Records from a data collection
— Start —
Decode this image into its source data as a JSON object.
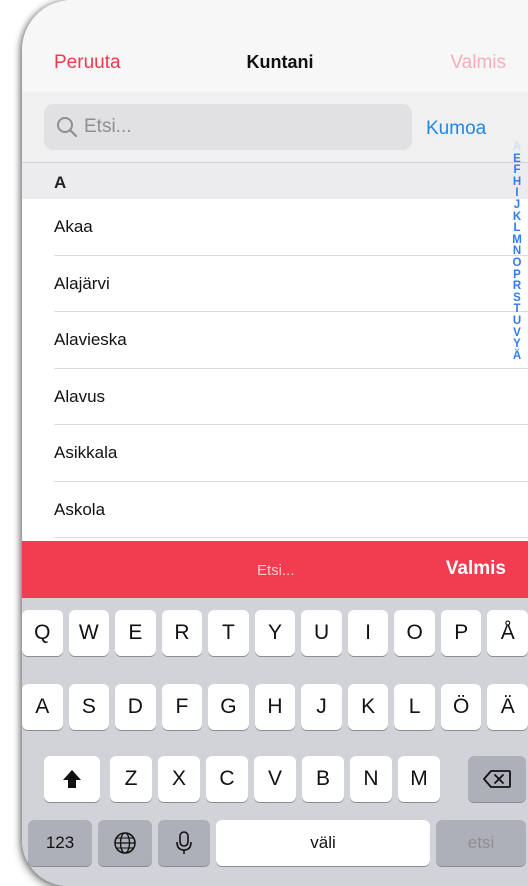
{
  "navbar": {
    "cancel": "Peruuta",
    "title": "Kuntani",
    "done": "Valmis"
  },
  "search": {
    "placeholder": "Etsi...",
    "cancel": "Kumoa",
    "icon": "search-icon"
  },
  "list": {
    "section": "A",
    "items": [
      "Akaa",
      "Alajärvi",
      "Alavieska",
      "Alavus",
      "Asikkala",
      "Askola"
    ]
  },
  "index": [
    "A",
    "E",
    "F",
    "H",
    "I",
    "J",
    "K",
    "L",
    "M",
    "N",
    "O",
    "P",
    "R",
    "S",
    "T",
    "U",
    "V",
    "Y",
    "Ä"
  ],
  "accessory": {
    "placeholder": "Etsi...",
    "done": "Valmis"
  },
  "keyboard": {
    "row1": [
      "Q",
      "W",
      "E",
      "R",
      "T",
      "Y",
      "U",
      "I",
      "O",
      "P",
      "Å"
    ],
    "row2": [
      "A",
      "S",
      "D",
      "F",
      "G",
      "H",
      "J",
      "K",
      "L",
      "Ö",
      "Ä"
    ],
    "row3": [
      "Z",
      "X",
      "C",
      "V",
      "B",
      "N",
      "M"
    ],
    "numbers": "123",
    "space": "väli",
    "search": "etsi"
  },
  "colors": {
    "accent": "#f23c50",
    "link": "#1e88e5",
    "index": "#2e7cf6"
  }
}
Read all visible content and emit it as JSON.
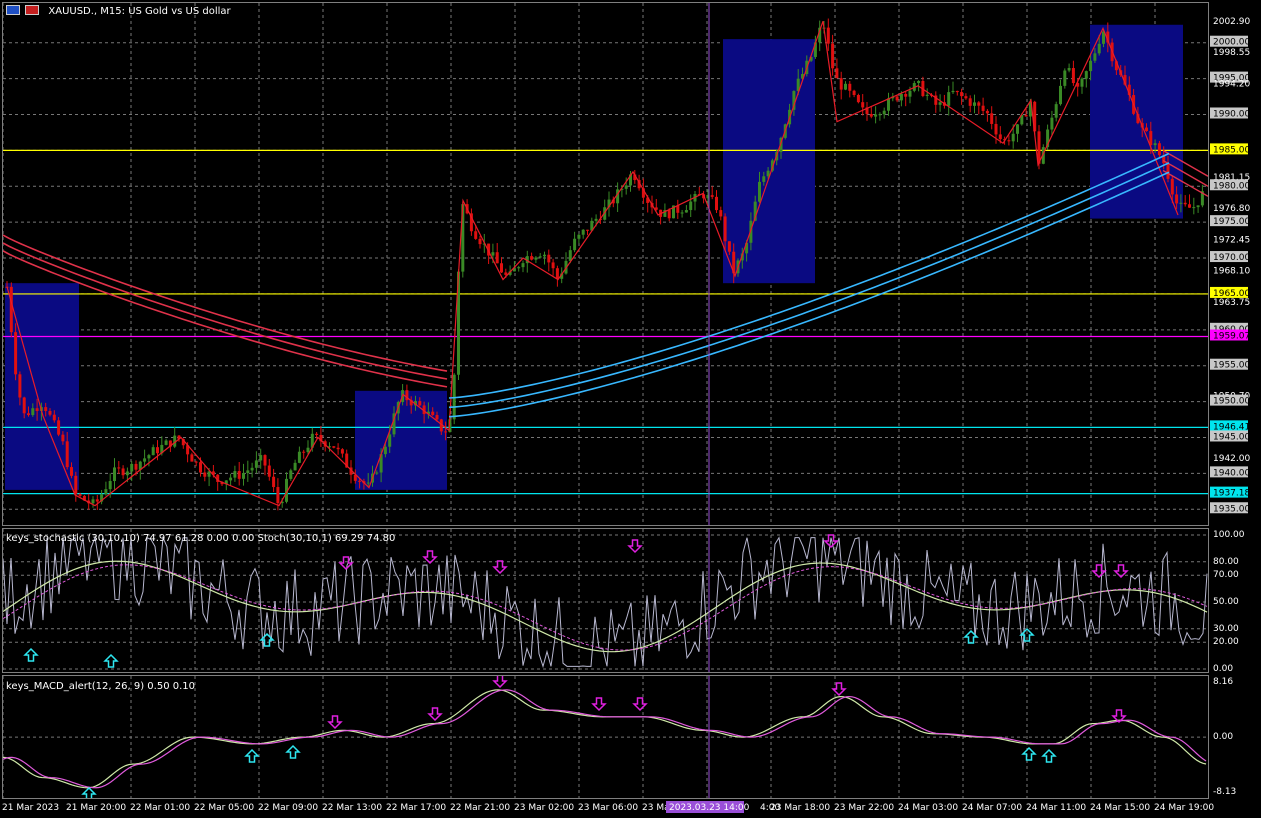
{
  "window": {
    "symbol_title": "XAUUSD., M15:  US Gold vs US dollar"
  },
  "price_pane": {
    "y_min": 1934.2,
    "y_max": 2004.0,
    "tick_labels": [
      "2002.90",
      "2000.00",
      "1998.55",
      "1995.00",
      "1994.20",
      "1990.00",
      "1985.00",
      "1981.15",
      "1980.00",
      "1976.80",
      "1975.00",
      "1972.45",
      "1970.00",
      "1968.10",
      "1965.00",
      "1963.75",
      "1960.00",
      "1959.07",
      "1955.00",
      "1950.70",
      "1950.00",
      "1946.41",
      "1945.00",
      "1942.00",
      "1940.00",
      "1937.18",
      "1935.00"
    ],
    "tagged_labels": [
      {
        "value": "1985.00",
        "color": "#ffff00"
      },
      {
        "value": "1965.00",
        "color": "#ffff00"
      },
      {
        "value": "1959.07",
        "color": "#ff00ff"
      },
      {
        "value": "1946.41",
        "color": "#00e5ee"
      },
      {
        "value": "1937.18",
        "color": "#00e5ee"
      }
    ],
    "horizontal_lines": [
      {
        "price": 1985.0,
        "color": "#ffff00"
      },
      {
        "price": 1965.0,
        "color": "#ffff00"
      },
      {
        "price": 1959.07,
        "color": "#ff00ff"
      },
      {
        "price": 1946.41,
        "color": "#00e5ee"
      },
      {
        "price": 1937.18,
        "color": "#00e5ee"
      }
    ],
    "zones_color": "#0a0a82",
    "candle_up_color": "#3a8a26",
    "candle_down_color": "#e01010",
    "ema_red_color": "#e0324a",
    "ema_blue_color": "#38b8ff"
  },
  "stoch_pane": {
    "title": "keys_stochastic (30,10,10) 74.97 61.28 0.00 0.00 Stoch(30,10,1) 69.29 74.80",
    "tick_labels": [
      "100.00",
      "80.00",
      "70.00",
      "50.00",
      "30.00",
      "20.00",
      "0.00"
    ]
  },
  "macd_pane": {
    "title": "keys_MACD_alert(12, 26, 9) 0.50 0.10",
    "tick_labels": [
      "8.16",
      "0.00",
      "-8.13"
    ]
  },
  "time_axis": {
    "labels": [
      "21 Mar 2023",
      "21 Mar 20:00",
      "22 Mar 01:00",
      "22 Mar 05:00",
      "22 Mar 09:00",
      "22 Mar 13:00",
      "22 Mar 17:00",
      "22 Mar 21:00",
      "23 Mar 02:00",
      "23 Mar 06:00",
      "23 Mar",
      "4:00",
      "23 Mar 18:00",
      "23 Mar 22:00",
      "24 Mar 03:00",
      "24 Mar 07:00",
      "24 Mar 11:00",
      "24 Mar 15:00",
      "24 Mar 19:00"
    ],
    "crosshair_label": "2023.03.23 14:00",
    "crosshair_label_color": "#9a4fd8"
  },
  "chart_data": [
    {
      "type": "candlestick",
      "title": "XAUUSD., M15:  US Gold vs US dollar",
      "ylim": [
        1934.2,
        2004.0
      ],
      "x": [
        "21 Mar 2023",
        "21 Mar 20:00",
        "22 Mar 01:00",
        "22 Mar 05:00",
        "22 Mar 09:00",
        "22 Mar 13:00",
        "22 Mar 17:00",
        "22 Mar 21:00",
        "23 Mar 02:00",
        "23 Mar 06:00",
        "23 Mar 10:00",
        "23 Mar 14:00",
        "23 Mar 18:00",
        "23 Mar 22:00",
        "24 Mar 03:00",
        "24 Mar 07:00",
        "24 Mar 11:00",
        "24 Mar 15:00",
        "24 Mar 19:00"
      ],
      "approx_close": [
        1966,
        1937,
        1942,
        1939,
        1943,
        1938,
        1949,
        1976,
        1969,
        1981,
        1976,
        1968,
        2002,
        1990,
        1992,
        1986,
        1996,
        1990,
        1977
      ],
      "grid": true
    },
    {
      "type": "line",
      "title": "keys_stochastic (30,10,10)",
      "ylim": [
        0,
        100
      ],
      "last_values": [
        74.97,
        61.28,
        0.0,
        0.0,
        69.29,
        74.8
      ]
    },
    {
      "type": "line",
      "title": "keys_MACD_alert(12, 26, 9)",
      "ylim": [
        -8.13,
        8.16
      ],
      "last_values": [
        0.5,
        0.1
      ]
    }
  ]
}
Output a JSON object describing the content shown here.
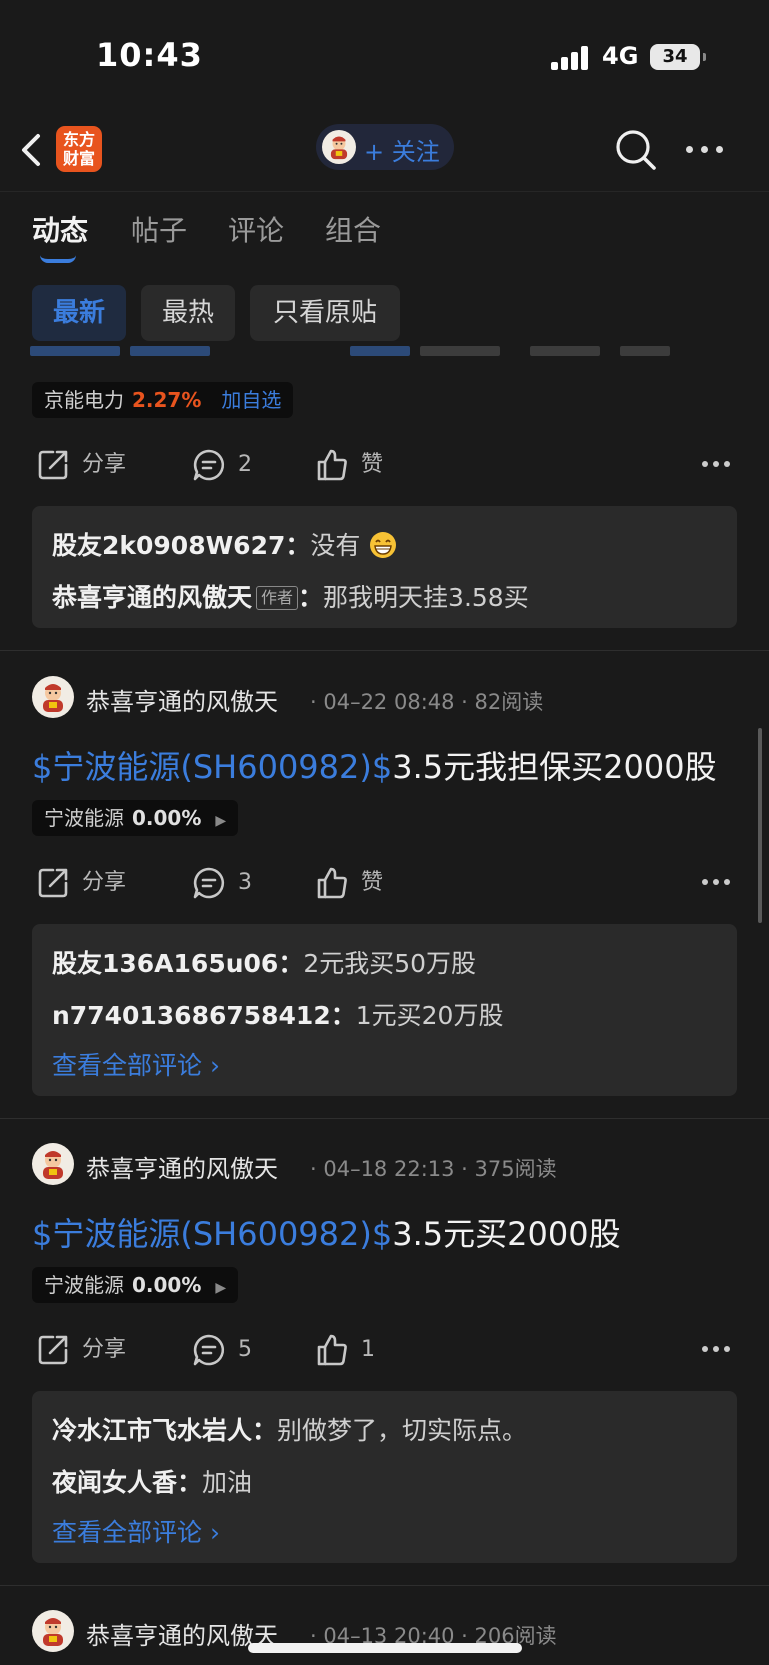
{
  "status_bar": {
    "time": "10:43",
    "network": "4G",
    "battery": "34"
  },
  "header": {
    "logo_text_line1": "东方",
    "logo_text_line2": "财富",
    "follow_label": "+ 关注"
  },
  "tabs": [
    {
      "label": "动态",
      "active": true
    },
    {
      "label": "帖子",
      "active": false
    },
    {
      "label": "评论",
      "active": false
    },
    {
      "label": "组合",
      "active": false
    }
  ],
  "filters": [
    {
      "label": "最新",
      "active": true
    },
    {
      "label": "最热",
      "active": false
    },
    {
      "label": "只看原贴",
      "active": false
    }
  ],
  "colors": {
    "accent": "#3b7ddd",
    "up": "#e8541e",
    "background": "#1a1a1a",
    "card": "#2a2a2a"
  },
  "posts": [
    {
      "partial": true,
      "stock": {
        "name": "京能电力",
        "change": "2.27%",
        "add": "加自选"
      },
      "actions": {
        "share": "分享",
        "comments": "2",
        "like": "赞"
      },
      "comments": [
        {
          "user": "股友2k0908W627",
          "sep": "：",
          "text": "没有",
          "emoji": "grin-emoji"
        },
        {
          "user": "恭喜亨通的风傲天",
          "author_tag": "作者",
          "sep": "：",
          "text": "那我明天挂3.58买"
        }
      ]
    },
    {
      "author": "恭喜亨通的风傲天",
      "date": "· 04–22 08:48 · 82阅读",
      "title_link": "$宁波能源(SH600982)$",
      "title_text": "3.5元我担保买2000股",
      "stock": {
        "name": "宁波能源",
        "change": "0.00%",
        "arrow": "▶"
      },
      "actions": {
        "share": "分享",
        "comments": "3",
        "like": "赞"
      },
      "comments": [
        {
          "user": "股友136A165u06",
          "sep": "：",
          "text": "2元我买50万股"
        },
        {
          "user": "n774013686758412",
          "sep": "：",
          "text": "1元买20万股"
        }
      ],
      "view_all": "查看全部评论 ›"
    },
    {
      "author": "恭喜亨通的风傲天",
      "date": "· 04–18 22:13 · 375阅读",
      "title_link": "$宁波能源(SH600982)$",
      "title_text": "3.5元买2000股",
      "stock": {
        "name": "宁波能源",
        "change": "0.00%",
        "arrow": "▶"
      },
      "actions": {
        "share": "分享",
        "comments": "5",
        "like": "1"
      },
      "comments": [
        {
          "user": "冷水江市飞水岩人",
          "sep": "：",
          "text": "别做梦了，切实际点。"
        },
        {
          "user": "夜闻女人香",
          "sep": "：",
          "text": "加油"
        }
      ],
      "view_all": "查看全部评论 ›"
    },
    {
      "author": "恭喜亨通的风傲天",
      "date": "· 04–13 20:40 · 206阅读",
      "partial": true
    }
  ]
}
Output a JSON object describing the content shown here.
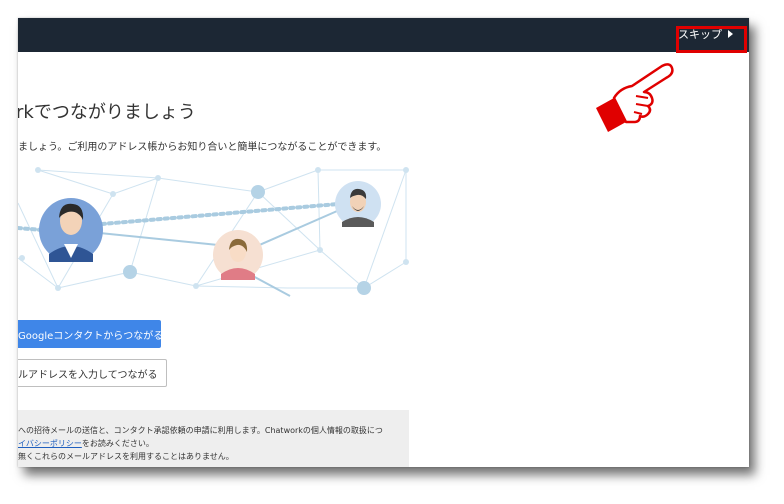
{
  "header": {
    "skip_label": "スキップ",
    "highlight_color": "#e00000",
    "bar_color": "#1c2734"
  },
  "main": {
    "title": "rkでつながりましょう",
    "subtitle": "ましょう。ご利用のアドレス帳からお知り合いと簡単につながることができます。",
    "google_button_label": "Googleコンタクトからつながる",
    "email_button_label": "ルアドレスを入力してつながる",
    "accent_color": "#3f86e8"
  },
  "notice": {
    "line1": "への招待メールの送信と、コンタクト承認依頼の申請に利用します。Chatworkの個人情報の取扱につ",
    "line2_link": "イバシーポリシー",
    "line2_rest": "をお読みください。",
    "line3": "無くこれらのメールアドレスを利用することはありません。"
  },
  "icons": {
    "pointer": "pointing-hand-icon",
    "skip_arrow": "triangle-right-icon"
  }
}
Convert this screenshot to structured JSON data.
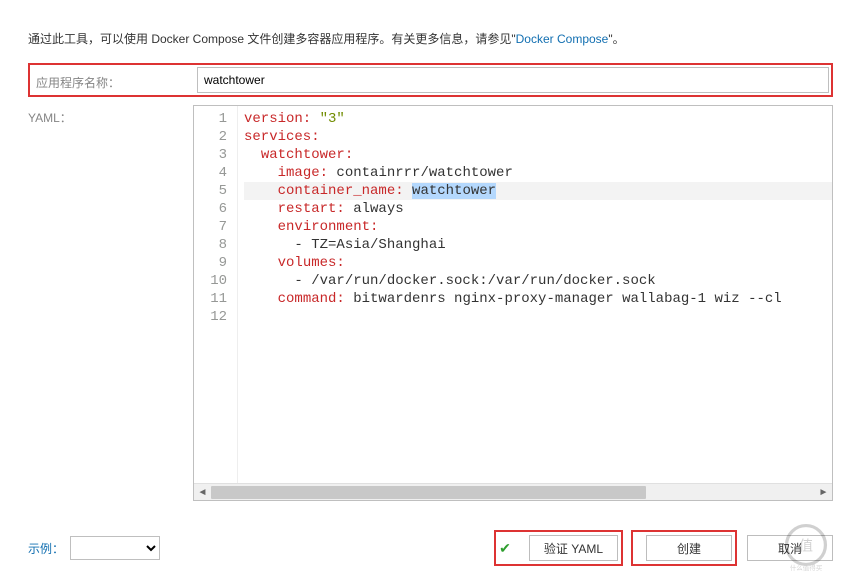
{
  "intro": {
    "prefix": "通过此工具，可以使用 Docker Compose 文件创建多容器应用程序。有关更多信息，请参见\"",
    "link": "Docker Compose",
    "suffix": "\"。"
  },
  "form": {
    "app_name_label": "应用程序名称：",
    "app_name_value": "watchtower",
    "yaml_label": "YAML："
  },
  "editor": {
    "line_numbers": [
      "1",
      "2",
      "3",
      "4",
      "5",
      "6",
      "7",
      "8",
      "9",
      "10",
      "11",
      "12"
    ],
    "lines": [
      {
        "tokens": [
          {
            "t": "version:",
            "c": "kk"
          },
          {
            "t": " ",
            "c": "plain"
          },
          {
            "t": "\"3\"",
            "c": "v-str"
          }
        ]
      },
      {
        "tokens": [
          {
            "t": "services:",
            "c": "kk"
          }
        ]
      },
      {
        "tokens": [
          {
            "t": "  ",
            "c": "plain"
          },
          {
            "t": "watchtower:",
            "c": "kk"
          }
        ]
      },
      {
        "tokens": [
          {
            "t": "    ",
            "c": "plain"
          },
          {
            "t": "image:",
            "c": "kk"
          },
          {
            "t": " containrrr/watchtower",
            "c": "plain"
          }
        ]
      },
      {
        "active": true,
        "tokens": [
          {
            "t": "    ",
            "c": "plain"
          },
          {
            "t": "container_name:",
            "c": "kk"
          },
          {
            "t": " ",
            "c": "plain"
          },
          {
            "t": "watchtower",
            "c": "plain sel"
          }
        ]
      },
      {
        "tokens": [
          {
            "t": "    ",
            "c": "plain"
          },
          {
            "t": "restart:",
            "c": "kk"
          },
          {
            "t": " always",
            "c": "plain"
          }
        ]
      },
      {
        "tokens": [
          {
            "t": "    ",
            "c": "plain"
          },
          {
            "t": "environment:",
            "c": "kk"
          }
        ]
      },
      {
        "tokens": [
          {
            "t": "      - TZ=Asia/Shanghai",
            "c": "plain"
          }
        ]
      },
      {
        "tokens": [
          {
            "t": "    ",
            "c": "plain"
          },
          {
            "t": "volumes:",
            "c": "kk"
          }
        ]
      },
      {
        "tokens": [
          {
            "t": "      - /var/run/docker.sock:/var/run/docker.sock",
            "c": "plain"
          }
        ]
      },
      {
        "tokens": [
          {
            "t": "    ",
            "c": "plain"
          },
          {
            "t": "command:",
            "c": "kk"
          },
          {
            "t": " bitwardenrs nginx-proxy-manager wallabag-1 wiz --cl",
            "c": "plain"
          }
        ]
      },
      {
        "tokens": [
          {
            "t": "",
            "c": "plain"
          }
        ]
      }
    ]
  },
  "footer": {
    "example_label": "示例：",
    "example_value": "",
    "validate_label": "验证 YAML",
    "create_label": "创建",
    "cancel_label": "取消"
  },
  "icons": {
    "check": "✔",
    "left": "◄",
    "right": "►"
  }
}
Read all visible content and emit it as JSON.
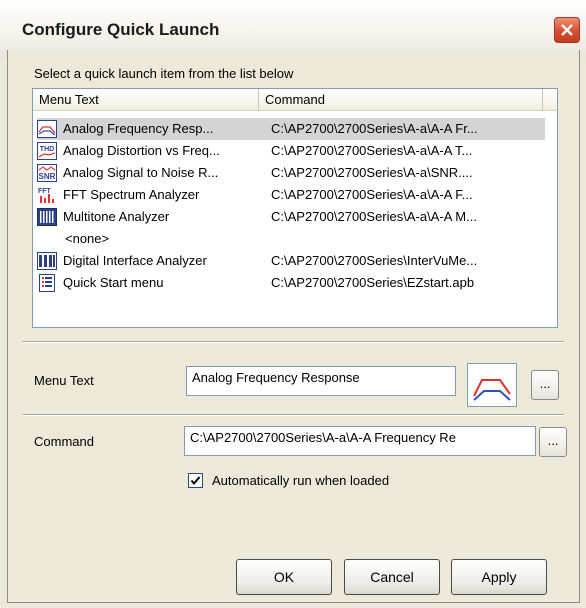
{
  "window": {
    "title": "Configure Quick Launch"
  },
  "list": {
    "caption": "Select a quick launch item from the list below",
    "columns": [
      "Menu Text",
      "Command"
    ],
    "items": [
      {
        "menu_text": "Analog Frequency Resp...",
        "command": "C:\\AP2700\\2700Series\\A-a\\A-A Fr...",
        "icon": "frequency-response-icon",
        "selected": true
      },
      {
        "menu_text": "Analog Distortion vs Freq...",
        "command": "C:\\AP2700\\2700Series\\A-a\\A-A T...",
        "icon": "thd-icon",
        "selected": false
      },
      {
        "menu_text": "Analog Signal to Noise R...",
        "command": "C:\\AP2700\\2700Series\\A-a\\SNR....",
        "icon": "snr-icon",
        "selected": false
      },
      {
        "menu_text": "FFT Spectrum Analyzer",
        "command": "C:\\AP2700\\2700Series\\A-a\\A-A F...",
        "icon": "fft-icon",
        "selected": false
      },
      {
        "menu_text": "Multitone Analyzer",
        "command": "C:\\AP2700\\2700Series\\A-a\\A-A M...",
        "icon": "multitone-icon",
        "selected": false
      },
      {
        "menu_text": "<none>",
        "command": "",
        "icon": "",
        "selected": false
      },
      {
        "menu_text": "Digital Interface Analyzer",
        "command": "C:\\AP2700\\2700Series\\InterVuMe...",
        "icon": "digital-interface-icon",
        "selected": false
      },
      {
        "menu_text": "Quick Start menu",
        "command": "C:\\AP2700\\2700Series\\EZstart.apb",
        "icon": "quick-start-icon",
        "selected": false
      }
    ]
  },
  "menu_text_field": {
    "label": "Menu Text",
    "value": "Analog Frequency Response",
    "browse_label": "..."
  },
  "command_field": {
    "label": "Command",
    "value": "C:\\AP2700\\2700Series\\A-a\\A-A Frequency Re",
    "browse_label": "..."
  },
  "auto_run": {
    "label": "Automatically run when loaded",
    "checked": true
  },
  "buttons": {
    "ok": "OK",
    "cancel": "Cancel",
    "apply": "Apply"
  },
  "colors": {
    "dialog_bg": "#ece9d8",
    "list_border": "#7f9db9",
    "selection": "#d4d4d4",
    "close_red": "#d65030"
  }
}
— End —
_Do this:_ Copy each line holding the word "true" from the listing above.

_Answer in full:_
      "grid": true
      "active": true
      "active": true
      "partial": true,
      "partial": true
        "active": true,
        "selected": true
    "checked": true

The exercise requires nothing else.